### TASK OBJECTIVE
Put every line of the data from the one containing "Segment this screenshot: for" down to the one containing "chevron-down-icon: ▼ <box>335 42 343 49</box>" into a Markdown table with the columns Row and Line, numbering each line and leaving out blank lines.

### INPUT MATERIAL
========================================================================
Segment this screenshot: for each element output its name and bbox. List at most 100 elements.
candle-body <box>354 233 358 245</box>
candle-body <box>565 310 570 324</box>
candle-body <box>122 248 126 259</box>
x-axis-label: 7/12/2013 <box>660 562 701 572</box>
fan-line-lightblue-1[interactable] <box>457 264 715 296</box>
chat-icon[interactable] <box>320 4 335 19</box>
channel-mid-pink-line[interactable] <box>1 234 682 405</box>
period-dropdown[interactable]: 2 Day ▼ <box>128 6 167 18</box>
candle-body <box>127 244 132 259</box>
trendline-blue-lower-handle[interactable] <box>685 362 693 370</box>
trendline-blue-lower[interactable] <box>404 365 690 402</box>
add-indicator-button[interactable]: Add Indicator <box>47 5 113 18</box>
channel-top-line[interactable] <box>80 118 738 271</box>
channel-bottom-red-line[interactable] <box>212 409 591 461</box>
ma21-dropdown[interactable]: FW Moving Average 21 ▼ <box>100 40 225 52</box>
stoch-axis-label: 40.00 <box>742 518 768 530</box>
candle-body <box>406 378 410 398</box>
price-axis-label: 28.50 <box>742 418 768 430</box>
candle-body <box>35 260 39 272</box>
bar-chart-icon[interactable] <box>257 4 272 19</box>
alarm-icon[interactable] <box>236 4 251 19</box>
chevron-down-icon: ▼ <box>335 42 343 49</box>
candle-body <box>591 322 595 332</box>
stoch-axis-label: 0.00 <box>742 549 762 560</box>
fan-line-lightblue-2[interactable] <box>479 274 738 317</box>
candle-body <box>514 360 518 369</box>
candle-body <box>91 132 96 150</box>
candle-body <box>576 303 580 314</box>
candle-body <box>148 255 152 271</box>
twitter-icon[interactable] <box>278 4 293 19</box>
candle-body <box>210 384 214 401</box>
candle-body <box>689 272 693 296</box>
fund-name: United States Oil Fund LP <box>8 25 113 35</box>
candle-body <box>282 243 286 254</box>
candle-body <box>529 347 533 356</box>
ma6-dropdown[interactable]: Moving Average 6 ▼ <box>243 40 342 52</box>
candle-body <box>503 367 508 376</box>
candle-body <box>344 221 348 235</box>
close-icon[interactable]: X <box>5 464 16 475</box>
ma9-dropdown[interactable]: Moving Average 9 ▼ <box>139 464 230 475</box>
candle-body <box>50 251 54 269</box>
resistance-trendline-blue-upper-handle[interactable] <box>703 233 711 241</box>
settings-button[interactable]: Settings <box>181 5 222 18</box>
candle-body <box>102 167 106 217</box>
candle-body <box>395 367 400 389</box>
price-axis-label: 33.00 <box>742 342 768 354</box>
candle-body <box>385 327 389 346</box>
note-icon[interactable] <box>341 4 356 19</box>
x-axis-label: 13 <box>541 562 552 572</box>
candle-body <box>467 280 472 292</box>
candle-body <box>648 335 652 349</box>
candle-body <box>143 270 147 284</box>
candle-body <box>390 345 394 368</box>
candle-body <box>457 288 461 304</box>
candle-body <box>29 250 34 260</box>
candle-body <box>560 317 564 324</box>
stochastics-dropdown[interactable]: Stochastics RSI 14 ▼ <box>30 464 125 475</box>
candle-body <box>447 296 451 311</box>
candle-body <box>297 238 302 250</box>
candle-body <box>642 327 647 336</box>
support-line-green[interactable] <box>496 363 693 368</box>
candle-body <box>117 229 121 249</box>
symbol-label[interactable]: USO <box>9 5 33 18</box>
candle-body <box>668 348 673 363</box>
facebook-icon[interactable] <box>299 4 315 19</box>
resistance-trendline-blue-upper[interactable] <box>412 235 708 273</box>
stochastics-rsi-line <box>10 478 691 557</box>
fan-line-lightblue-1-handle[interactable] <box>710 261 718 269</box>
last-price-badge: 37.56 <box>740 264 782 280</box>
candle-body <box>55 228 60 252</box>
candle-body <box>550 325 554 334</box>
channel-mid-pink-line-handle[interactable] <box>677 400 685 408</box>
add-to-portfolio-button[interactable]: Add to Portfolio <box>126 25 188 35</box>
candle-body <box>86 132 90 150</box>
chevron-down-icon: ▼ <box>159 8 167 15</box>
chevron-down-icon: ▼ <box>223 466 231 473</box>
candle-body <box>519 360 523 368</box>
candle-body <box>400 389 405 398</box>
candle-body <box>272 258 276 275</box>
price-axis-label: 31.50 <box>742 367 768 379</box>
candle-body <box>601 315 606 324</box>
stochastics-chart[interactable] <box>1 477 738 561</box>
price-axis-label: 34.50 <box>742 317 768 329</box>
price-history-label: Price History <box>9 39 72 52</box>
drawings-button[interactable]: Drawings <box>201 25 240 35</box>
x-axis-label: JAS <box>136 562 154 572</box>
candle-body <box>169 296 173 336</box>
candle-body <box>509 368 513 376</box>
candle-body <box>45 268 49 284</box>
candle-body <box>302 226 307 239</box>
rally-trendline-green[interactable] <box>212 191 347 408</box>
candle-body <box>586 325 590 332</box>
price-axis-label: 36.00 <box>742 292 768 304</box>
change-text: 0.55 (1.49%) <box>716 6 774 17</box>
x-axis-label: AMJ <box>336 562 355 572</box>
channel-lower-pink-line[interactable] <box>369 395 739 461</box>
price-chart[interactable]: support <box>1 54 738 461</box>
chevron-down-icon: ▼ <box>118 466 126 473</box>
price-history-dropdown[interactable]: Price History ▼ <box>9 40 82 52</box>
========================================================================
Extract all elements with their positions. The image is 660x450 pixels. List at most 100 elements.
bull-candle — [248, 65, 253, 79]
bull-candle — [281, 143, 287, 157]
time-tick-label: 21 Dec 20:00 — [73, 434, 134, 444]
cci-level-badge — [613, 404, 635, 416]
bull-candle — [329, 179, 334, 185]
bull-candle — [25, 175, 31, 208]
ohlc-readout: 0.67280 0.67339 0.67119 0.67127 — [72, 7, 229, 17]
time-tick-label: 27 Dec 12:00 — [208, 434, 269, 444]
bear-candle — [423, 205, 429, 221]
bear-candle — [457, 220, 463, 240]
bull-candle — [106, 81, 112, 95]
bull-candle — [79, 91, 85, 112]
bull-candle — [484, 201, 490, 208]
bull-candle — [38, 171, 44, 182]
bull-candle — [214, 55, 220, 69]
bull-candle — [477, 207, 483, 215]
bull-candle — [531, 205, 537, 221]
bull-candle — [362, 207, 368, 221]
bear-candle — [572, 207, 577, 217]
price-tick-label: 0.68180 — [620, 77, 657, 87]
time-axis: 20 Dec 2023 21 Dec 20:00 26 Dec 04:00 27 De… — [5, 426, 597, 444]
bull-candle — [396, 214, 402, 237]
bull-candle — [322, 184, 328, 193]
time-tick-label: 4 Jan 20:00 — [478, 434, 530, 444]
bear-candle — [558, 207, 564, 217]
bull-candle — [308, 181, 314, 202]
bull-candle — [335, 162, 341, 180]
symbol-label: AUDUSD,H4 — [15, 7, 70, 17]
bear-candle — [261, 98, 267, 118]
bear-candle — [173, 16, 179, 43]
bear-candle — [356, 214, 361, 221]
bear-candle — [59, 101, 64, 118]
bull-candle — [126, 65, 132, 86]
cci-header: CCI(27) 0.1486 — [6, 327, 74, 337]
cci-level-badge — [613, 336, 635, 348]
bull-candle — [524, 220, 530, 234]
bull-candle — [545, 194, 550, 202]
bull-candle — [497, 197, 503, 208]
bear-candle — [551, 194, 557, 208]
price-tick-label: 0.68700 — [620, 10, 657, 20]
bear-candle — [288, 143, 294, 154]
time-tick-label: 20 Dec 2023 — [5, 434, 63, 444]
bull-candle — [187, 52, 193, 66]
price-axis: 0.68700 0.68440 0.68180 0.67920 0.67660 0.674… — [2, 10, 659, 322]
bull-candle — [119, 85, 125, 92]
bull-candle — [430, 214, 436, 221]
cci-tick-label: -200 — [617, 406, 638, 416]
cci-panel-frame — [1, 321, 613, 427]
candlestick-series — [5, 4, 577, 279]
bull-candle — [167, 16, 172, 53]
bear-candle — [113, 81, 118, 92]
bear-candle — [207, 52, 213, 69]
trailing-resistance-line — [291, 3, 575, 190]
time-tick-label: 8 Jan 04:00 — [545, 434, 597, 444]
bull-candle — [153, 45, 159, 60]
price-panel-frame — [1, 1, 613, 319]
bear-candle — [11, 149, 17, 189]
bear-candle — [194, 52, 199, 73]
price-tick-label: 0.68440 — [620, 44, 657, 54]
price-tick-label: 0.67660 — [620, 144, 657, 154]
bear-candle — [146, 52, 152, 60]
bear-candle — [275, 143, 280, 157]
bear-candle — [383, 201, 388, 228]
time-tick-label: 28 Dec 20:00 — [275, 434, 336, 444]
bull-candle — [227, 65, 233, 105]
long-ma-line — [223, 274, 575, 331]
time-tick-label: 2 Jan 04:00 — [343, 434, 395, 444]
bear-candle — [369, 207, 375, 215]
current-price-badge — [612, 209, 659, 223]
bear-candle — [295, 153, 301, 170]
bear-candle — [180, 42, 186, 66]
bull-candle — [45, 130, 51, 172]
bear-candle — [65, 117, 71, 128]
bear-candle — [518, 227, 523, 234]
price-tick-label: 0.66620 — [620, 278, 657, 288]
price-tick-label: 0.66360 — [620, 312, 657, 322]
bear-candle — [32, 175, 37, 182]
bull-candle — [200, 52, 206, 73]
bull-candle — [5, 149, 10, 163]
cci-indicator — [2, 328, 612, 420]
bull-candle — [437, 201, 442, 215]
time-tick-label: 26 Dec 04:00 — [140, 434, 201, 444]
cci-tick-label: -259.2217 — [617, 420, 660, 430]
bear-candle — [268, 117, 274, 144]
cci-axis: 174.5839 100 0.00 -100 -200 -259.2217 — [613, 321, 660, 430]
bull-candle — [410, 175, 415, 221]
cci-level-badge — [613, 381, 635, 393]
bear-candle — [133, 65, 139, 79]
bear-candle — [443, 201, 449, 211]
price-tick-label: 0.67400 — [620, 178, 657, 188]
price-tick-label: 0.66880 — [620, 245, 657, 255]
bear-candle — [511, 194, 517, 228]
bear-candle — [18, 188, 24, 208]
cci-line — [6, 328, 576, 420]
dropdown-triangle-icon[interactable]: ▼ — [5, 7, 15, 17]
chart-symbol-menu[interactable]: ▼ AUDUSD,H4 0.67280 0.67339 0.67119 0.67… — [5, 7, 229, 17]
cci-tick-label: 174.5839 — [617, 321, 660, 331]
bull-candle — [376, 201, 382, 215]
========================================================================
### ANSWER FOR THE TASK
| Row | Line |
|---|---|
| 1 | Segment this screenshot: for each element output its name and bbox. List at most 100 elements. |
| 2 | candle-body <box>354 233 358 245</box> |
| 3 | candle-body <box>565 310 570 324</box> |
| 4 | candle-body <box>122 248 126 259</box> |
| 5 | x-axis-label: 7/12/2013 <box>660 562 701 572</box> |
| 6 | fan-line-lightblue-1[interactable] <box>457 264 715 296</box> |
| 7 | chat-icon[interactable] <box>320 4 335 19</box> |
| 8 | channel-mid-pink-line[interactable] <box>1 234 682 405</box> |
| 9 | period-dropdown[interactable]: 2 Day ▼ <box>128 6 167 18</box> |
| 10 | candle-body <box>127 244 132 259</box> |
| 11 | trendline-blue-lower-handle[interactable] <box>685 362 693 370</box> |
| 12 | trendline-blue-lower[interactable] <box>404 365 690 402</box> |
| 13 | add-indicator-button[interactable]: Add Indicator <box>47 5 113 18</box> |
| 14 | channel-top-line[interactable] <box>80 118 738 271</box> |
| 15 | channel-bottom-red-line[interactable] <box>212 409 591 461</box> |
| 16 | ma21-dropdown[interactable]: FW Moving Average 21 ▼ <box>100 40 225 52</box> |
| 17 | stoch-axis-label: 40.00 <box>742 518 768 530</box> |
| 18 | candle-body <box>406 378 410 398</box> |
| 19 | price-axis-label: 28.50 <box>742 418 768 430</box> |
| 20 | candle-body <box>35 260 39 272</box> |
| 21 | bar-chart-icon[interactable] <box>257 4 272 19</box> |
| 22 | alarm-icon[interactable] <box>236 4 251 19</box> |
| 23 | chevron-down-icon: ▼ <box>335 42 343 49</box> |